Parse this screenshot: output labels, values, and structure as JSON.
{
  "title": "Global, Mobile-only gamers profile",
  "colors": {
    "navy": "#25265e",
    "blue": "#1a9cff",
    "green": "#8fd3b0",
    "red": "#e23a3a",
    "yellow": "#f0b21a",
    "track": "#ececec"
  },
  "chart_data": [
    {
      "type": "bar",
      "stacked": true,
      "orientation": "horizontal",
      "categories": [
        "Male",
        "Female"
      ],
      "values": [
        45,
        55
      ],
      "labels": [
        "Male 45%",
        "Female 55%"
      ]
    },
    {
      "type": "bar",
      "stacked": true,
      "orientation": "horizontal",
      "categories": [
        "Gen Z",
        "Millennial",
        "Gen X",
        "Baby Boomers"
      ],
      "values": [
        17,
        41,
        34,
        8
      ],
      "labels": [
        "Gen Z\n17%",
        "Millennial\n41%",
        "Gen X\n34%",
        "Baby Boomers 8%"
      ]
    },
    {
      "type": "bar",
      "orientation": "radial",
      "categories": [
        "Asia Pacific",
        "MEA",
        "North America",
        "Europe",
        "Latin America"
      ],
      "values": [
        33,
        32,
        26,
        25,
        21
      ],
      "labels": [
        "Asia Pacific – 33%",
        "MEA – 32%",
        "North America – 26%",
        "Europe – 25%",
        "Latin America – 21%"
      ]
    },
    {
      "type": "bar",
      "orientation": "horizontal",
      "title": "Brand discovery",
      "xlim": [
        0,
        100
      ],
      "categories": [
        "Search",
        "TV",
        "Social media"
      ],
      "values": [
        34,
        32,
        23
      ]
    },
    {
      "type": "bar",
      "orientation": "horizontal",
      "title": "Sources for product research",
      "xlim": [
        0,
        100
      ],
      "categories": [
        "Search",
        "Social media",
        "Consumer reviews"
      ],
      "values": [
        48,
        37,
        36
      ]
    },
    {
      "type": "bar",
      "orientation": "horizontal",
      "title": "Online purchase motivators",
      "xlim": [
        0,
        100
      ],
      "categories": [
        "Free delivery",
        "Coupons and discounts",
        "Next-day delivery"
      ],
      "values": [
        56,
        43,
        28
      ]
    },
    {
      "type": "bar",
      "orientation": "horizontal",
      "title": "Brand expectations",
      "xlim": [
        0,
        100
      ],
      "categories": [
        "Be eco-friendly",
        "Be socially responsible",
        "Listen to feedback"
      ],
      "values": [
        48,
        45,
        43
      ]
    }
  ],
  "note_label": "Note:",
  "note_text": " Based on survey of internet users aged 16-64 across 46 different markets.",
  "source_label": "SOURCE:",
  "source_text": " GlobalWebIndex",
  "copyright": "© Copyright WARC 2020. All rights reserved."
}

○ ○ ○ ○

#### Work instructions:
Collect each line above holding the string "America".

#### Solution to this task:
        "North America",
        "Latin America"
        "North America – 26%",
        "Latin America – 21%"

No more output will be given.